Data supplied>
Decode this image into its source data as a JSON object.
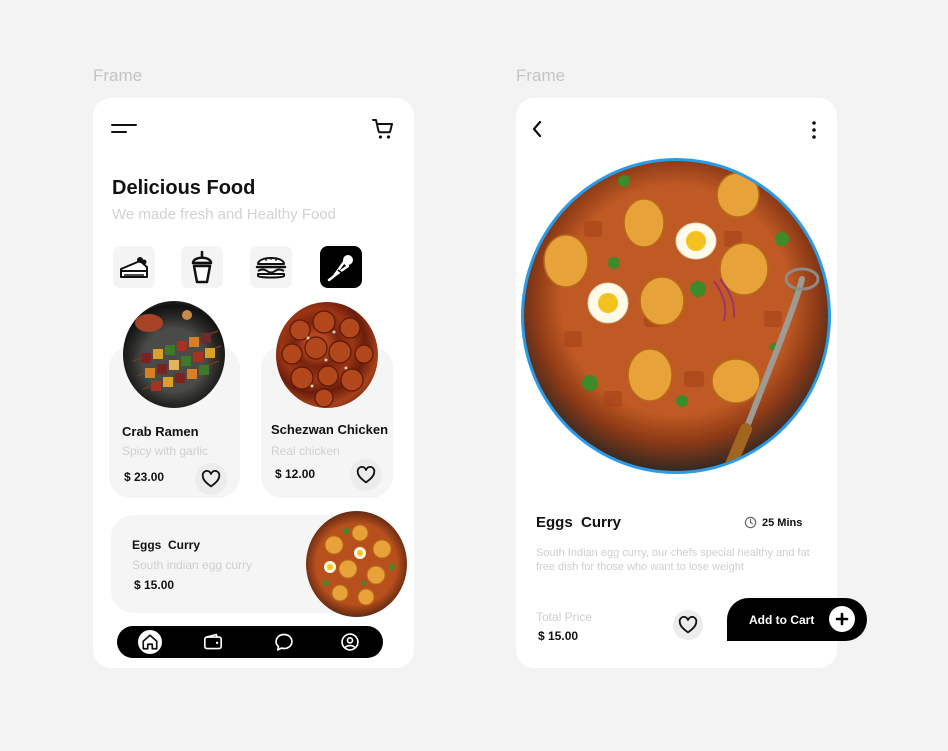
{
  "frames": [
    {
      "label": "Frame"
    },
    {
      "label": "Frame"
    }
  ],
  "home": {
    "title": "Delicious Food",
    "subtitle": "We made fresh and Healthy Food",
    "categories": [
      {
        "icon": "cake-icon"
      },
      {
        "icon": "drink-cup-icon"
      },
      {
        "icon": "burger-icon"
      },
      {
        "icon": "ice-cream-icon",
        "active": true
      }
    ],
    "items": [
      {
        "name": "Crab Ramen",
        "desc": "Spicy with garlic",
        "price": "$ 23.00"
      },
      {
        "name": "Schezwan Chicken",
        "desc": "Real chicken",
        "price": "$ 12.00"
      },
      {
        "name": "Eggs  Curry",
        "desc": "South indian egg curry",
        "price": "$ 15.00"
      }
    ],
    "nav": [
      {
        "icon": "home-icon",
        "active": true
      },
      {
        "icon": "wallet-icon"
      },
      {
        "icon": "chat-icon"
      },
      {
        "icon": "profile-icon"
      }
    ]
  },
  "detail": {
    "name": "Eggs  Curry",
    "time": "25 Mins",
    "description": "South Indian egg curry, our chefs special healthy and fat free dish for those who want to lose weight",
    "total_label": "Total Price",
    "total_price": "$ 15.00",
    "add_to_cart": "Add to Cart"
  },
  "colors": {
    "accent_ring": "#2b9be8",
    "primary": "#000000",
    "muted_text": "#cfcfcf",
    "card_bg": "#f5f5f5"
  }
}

Task objective>
Your task is to transcribe all of the records precisely, with no images included.

Solved problem>
Decode this image into its source data as a JSON object.
{
  "frames": [
    {
      "label": "Frame"
    },
    {
      "label": "Frame"
    }
  ],
  "home": {
    "title": "Delicious Food",
    "subtitle": "We made fresh and Healthy Food",
    "categories": [
      {
        "icon": "cake-icon"
      },
      {
        "icon": "drink-cup-icon"
      },
      {
        "icon": "burger-icon"
      },
      {
        "icon": "ice-cream-icon",
        "active": true
      }
    ],
    "items": [
      {
        "name": "Crab Ramen",
        "desc": "Spicy with garlic",
        "price": "$ 23.00"
      },
      {
        "name": "Schezwan Chicken",
        "desc": "Real chicken",
        "price": "$ 12.00"
      },
      {
        "name": "Eggs  Curry",
        "desc": "South indian egg curry",
        "price": "$ 15.00"
      }
    ],
    "nav": [
      {
        "icon": "home-icon",
        "active": true
      },
      {
        "icon": "wallet-icon"
      },
      {
        "icon": "chat-icon"
      },
      {
        "icon": "profile-icon"
      }
    ]
  },
  "detail": {
    "name": "Eggs  Curry",
    "time": "25 Mins",
    "description": "South Indian egg curry, our chefs special healthy and fat free dish for those who want to lose weight",
    "total_label": "Total Price",
    "total_price": "$ 15.00",
    "add_to_cart": "Add to Cart"
  },
  "colors": {
    "accent_ring": "#2b9be8",
    "primary": "#000000",
    "muted_text": "#cfcfcf",
    "card_bg": "#f5f5f5"
  }
}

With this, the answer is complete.